>> START Given information
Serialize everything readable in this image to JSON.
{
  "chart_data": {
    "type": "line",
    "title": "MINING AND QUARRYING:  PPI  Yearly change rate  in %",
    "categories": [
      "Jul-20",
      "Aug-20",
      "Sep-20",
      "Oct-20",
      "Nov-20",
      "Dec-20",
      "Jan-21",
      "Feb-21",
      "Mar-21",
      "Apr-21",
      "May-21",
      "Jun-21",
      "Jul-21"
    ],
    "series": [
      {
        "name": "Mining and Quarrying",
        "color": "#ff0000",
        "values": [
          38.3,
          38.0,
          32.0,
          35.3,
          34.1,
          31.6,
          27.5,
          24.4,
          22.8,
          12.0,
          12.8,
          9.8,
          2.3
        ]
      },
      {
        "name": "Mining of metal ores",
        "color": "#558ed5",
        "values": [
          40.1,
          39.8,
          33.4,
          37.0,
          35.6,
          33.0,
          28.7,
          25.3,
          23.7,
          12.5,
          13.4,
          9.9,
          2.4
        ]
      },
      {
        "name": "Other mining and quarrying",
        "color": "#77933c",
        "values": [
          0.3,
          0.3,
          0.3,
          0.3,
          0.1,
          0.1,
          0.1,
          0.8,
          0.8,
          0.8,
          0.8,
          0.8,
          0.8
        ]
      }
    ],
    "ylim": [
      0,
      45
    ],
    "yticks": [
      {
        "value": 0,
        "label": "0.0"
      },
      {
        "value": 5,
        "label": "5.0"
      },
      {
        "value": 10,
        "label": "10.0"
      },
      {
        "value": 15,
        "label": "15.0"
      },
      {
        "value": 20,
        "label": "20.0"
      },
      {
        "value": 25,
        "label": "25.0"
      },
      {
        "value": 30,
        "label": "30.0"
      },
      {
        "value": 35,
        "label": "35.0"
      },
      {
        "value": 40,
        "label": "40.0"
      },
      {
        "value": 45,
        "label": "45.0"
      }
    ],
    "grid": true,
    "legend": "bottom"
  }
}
>> END Given information
>> START Given information
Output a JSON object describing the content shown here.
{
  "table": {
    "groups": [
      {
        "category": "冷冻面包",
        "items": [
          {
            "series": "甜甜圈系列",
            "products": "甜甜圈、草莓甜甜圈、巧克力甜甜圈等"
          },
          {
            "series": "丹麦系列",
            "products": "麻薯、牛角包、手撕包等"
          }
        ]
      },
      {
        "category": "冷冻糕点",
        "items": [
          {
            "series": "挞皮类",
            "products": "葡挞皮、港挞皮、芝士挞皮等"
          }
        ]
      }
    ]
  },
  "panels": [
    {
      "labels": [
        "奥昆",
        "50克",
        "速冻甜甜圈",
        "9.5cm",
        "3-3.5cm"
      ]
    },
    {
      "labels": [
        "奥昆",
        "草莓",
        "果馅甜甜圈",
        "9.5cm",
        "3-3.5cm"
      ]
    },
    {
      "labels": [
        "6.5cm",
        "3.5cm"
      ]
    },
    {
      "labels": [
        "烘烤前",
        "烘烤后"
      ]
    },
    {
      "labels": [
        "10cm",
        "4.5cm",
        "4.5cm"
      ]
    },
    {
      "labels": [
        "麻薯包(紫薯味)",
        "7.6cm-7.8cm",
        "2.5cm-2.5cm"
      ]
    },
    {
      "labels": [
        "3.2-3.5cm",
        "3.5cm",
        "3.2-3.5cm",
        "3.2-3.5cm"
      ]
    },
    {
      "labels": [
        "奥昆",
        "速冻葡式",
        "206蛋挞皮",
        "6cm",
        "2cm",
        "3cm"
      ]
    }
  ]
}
>> END Given information
The exercise
Which lines above contain "products"? Show each of them.

Response to this exercise
            "products": "甜甜圈、草莓甜甜圈、巧克力甜甜圈等"
            "products": "麻薯、牛角包、手撕包等"
            "products": "葡挞皮、港挞皮、芝士挞皮等"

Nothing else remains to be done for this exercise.